**TASK TO COMPLETE**
Write the listing out again, all of it, word for word.

Start of EXTRACTED INFORMATION

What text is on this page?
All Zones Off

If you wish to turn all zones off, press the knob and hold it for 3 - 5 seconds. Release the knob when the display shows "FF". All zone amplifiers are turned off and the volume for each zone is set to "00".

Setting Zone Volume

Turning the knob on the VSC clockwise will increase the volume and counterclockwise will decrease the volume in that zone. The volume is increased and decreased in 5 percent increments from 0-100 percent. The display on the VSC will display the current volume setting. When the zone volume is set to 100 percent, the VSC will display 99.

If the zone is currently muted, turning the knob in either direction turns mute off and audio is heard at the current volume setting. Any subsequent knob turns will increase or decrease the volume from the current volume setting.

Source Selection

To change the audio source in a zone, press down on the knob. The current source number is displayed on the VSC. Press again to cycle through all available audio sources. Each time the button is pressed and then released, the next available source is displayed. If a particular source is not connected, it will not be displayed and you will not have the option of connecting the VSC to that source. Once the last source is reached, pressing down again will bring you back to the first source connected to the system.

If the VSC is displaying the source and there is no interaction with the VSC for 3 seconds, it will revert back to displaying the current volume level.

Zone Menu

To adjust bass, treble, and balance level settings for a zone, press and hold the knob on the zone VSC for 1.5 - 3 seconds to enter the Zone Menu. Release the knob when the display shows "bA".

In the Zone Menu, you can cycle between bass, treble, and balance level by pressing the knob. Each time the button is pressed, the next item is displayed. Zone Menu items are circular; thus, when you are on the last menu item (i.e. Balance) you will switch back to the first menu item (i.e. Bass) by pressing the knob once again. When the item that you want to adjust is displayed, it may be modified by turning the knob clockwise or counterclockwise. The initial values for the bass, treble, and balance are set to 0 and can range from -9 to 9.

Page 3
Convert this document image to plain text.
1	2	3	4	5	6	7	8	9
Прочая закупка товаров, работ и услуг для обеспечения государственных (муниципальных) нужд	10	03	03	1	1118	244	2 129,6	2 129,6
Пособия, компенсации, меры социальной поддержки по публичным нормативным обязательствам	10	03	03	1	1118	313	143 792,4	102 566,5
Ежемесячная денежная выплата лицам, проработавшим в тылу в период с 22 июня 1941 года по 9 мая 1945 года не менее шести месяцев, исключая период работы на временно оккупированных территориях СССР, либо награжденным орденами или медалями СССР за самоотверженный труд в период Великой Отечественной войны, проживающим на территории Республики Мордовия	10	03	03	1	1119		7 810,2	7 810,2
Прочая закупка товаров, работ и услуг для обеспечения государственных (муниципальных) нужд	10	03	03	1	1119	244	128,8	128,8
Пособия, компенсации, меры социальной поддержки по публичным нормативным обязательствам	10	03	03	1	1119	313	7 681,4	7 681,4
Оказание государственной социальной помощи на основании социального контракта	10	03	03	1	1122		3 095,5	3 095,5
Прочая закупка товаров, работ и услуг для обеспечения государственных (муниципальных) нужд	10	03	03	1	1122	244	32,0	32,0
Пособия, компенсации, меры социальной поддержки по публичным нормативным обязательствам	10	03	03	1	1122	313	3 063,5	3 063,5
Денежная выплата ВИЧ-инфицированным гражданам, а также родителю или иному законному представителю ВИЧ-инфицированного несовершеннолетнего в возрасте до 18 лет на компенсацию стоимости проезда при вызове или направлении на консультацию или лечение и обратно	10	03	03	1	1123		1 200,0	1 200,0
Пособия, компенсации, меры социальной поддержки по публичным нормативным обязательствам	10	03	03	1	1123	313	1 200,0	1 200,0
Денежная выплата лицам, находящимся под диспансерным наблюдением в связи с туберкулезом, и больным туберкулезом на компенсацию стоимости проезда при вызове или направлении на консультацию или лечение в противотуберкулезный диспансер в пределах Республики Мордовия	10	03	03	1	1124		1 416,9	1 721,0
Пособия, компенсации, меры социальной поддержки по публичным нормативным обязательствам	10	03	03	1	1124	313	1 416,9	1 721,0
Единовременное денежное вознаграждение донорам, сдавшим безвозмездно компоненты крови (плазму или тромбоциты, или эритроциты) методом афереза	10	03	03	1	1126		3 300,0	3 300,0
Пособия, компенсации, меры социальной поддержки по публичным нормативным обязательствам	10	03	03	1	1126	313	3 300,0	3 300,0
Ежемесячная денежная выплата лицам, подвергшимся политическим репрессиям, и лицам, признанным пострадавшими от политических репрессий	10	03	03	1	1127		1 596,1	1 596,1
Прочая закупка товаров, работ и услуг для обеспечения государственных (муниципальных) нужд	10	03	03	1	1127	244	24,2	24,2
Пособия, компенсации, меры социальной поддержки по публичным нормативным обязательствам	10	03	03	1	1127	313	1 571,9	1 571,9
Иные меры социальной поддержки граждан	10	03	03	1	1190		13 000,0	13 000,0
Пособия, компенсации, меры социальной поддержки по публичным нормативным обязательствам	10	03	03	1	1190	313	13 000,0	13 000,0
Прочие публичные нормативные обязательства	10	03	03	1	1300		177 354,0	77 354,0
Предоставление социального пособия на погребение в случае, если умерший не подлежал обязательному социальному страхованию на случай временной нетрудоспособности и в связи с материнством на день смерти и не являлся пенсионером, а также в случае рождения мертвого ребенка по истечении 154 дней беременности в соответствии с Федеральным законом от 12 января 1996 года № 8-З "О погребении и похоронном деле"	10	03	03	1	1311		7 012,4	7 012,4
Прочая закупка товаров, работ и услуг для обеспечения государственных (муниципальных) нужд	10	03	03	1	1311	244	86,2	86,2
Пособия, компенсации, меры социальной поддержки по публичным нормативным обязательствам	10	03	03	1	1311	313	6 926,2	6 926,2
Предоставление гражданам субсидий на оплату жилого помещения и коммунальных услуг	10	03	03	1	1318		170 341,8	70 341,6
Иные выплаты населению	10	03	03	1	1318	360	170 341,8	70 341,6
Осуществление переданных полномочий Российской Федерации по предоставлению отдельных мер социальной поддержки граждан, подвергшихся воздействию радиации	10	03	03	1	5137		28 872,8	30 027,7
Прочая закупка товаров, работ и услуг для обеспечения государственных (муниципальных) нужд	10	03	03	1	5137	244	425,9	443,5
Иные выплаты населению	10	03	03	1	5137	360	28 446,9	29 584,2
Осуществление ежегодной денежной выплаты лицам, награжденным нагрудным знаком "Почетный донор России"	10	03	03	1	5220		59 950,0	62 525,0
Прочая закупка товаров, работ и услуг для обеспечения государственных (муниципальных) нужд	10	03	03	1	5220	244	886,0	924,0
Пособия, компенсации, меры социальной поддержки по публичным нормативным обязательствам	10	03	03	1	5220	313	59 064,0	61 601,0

End of EXTRACTED INFORMATION

**THE ANSWER**
What text is on this page?
All Zones Off

If you wish to turn all zones off, press the knob and hold it for 3 - 5 seconds. Release the knob when the display shows "FF". All zone amplifiers are turned off and the volume for each zone is set to "00".

Setting Zone Volume

Turning the knob on the VSC clockwise will increase the volume and counterclockwise will decrease the volume in that zone. The volume is increased and decreased in 5 percent increments from 0-100 percent. The display on the VSC will display the current volume setting. When the zone volume is set to 100 percent, the VSC will display 99.

If the zone is currently muted, turning the knob in either direction turns mute off and audio is heard at the current volume setting. Any subsequent knob turns will increase or decrease the volume from the current volume setting.

Source Selection

To change the audio source in a zone, press down on the knob. The current source number is displayed on the VSC. Press again to cycle through all available audio sources. Each time the button is pressed and then released, the next available source is displayed. If a particular source is not connected, it will not be displayed and you will not have the option of connecting the VSC to that source. Once the last source is reached, pressing down again will bring you back to the first source connected to the system.

If the VSC is displaying the source and there is no interaction with the VSC for 3 seconds, it will revert back to displaying the current volume level.

Zone Menu

To adjust bass, treble, and balance level settings for a zone, press and hold the knob on the zone VSC for 1.5 - 3 seconds to enter the Zone Menu. Release the knob when the display shows "bA".

In the Zone Menu, you can cycle between bass, treble, and balance level by pressing the knob. Each time the button is pressed, the next item is displayed. Zone Menu items are circular; thus, when you are on the last menu item (i.e. Balance) you will switch back to the first menu item (i.e. Bass) by pressing the knob once again. When the item that you want to adjust is displayed, it may be modified by turning the knob clockwise or counterclockwise. The initial values for the bass, treble, and balance are set to 0 and can range from -9 to 9.

Page 3
Convert this document image to plain text.
1	2	3	4	5	6	7	8	9
Прочая закупка товаров, работ и услуг для обеспечения государственных (муниципальных) нужд	10	03	03	1	1118	244	2 129,6	2 129,6
Пособия, компенсации, меры социальной поддержки по публичным нормативным обязательствам	10	03	03	1	1118	313	143 792,4	102 566,5
Ежемесячная денежная выплата лицам, проработавшим в тылу в период с 22 июня 1941 года по 9 мая 1945 года не менее шести месяцев, исключая период работы на временно оккупированных территориях СССР, либо награжденным орденами или медалями СССР за самоотверженный труд в период Великой Отечественной войны, проживающим на территории Республики Мордовия	10	03	03	1	1119		7 810,2	7 810,2
Прочая закупка товаров, работ и услуг для обеспечения государственных (муниципальных) нужд	10	03	03	1	1119	244	128,8	128,8
Пособия, компенсации, меры социальной поддержки по публичным нормативным обязательствам	10	03	03	1	1119	313	7 681,4	7 681,4
Оказание государственной социальной помощи на основании социального контракта	10	03	03	1	1122		3 095,5	3 095,5
Прочая закупка товаров, работ и услуг для обеспечения государственных (муниципальных) нужд	10	03	03	1	1122	244	32,0	32,0
Пособия, компенсации, меры социальной поддержки по публичным нормативным обязательствам	10	03	03	1	1122	313	3 063,5	3 063,5
Денежная выплата ВИЧ-инфицированным гражданам, а также родителю или иному законному представителю ВИЧ-инфицированного несовершеннолетнего в возрасте до 18 лет на компенсацию стоимости проезда при вызове или направлении на консультацию или лечение и обратно	10	03	03	1	1123		1 200,0	1 200,0
Пособия, компенсации, меры социальной поддержки по публичным нормативным обязательствам	10	03	03	1	1123	313	1 200,0	1 200,0
Денежная выплата лицам, находящимся под диспансерным наблюдением в связи с туберкулезом, и больным туберкулезом на компенсацию стоимости проезда при вызове или направлении на консультацию или лечение в противотуберкулезный диспансер в пределах Республики Мордовия	10	03	03	1	1124		1 416,9	1 721,0
Пособия, компенсации, меры социальной поддержки по публичным нормативным обязательствам	10	03	03	1	1124	313	1 416,9	1 721,0
Единовременное денежное вознаграждение донорам, сдавшим безвозмездно компоненты крови (плазму или тромбоциты, или эритроциты) методом афереза	10	03	03	1	1126		3 300,0	3 300,0
Пособия, компенсации, меры социальной поддержки по публичным нормативным обязательствам	10	03	03	1	1126	313	3 300,0	3 300,0
Ежемесячная денежная выплата лицам, подвергшимся политическим репрессиям, и лицам, признанным пострадавшими от политических репрессий	10	03	03	1	1127		1 596,1	1 596,1
Прочая закупка товаров, работ и услуг для обеспечения государственных (муниципальных) нужд	10	03	03	1	1127	244	24,2	24,2
Пособия, компенсации, меры социальной поддержки по публичным нормативным обязательствам	10	03	03	1	1127	313	1 571,9	1 571,9
Иные меры социальной поддержки граждан	10	03	03	1	1190		13 000,0	13 000,0
Пособия, компенсации, меры социальной поддержки по публичным нормативным обязательствам	10	03	03	1	1190	313	13 000,0	13 000,0
Прочие публичные нормативные обязательства	10	03	03	1	1300		177 354,0	77 354,0
Предоставление социального пособия на погребение в случае, если умерший не подлежал обязательному социальному страхованию на случай временной нетрудоспособности и в связи с материнством на день смерти и не являлся пенсионером, а также в случае рождения мертвого ребенка по истечении 154 дней беременности в соответствии с Федеральным законом от 12 января 1996 года № 8-З "О погребении и похоронном деле"	10	03	03	1	1311		7 012,4	7 012,4
Прочая закупка товаров, работ и услуг для обеспечения государственных (муниципальных) нужд	10	03	03	1	1311	244	86,2	86,2
Пособия, компенсации, меры социальной поддержки по публичным нормативным обязательствам	10	03	03	1	1311	313	6 926,2	6 926,2
Предоставление гражданам субсидий на оплату жилого помещения и коммунальных услуг	10	03	03	1	1318		170 341,8	70 341,6
Иные выплаты населению	10	03	03	1	1318	360	170 341,8	70 341,6
Осуществление переданных полномочий Российской Федерации по предоставлению отдельных мер социальной поддержки граждан, подвергшихся воздействию радиации	10	03	03	1	5137		28 872,8	30 027,7
Прочая закупка товаров, работ и услуг для обеспечения государственных (муниципальных) нужд	10	03	03	1	5137	244	425,9	443,5
Иные выплаты населению	10	03	03	1	5137	360	28 446,9	29 584,2
Осуществление ежегодной денежной выплаты лицам, награжденным нагрудным знаком "Почетный донор России"	10	03	03	1	5220		59 950,0	62 525,0
Прочая закупка товаров, работ и услуг для обеспечения государственных (муниципальных) нужд	10	03	03	1	5220	244	886,0	924,0
Пособия, компенсации, меры социальной поддержки по публичным нормативным обязательствам	10	03	03	1	5220	313	59 064,0	61 601,0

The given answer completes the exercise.